Data listing:
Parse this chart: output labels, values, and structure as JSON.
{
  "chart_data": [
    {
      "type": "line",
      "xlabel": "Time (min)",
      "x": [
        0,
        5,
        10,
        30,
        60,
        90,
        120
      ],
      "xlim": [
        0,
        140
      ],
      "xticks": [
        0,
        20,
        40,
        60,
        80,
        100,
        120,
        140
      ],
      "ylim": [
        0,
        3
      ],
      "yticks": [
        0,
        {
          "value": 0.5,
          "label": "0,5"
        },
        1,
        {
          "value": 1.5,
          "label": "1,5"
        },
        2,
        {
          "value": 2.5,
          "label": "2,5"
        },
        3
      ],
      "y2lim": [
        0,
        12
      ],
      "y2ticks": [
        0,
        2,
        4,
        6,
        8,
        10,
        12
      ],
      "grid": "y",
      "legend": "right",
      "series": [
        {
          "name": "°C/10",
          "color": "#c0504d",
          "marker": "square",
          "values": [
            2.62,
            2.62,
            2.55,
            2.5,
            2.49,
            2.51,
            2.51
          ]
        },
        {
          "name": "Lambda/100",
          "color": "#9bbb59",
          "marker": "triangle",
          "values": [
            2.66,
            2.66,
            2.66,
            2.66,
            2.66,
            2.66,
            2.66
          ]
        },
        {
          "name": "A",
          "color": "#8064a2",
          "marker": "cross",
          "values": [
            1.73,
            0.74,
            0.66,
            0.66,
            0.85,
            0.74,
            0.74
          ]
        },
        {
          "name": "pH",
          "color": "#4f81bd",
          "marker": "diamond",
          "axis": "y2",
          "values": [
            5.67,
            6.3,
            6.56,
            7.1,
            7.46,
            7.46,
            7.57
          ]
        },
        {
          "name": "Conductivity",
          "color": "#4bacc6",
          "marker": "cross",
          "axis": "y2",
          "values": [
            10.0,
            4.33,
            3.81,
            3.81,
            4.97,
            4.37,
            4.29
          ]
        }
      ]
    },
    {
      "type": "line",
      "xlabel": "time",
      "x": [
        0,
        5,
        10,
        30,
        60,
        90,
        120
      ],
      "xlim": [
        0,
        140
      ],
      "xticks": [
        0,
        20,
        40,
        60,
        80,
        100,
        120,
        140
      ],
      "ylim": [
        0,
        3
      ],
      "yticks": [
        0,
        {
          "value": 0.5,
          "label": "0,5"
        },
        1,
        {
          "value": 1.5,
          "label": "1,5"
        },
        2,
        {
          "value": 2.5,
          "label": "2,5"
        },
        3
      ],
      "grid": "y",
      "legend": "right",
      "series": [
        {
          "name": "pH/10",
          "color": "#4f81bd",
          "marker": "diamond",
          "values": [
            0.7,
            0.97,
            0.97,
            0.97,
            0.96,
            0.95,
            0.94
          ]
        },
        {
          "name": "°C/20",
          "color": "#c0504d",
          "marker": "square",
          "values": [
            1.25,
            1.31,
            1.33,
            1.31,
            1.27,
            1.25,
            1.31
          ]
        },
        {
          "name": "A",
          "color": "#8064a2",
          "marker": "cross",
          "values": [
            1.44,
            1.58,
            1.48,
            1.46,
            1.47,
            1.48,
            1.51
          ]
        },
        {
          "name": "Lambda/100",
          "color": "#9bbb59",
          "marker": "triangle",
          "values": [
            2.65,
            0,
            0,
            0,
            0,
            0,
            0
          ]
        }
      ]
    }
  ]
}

WHAT TO WORK ON:
Please give back all of the records exactly as written.

REPLY:
Parse this chart: output labels, values, and structure as JSON.
{
  "chart_data": [
    {
      "type": "line",
      "xlabel": "Time (min)",
      "x": [
        0,
        5,
        10,
        30,
        60,
        90,
        120
      ],
      "xlim": [
        0,
        140
      ],
      "xticks": [
        0,
        20,
        40,
        60,
        80,
        100,
        120,
        140
      ],
      "ylim": [
        0,
        3
      ],
      "yticks": [
        0,
        {
          "value": 0.5,
          "label": "0,5"
        },
        1,
        {
          "value": 1.5,
          "label": "1,5"
        },
        2,
        {
          "value": 2.5,
          "label": "2,5"
        },
        3
      ],
      "y2lim": [
        0,
        12
      ],
      "y2ticks": [
        0,
        2,
        4,
        6,
        8,
        10,
        12
      ],
      "grid": "y",
      "legend": "right",
      "series": [
        {
          "name": "°C/10",
          "color": "#c0504d",
          "marker": "square",
          "values": [
            2.62,
            2.62,
            2.55,
            2.5,
            2.49,
            2.51,
            2.51
          ]
        },
        {
          "name": "Lambda/100",
          "color": "#9bbb59",
          "marker": "triangle",
          "values": [
            2.66,
            2.66,
            2.66,
            2.66,
            2.66,
            2.66,
            2.66
          ]
        },
        {
          "name": "A",
          "color": "#8064a2",
          "marker": "cross",
          "values": [
            1.73,
            0.74,
            0.66,
            0.66,
            0.85,
            0.74,
            0.74
          ]
        },
        {
          "name": "pH",
          "color": "#4f81bd",
          "marker": "diamond",
          "axis": "y2",
          "values": [
            5.67,
            6.3,
            6.56,
            7.1,
            7.46,
            7.46,
            7.57
          ]
        },
        {
          "name": "Conductivity",
          "color": "#4bacc6",
          "marker": "cross",
          "axis": "y2",
          "values": [
            10.0,
            4.33,
            3.81,
            3.81,
            4.97,
            4.37,
            4.29
          ]
        }
      ]
    },
    {
      "type": "line",
      "xlabel": "time",
      "x": [
        0,
        5,
        10,
        30,
        60,
        90,
        120
      ],
      "xlim": [
        0,
        140
      ],
      "xticks": [
        0,
        20,
        40,
        60,
        80,
        100,
        120,
        140
      ],
      "ylim": [
        0,
        3
      ],
      "yticks": [
        0,
        {
          "value": 0.5,
          "label": "0,5"
        },
        1,
        {
          "value": 1.5,
          "label": "1,5"
        },
        2,
        {
          "value": 2.5,
          "label": "2,5"
        },
        3
      ],
      "grid": "y",
      "legend": "right",
      "series": [
        {
          "name": "pH/10",
          "color": "#4f81bd",
          "marker": "diamond",
          "values": [
            0.7,
            0.97,
            0.97,
            0.97,
            0.96,
            0.95,
            0.94
          ]
        },
        {
          "name": "°C/20",
          "color": "#c0504d",
          "marker": "square",
          "values": [
            1.25,
            1.31,
            1.33,
            1.31,
            1.27,
            1.25,
            1.31
          ]
        },
        {
          "name": "A",
          "color": "#8064a2",
          "marker": "cross",
          "values": [
            1.44,
            1.58,
            1.48,
            1.46,
            1.47,
            1.48,
            1.51
          ]
        },
        {
          "name": "Lambda/100",
          "color": "#9bbb59",
          "marker": "triangle",
          "values": [
            2.65,
            0,
            0,
            0,
            0,
            0,
            0
          ]
        }
      ]
    }
  ]
}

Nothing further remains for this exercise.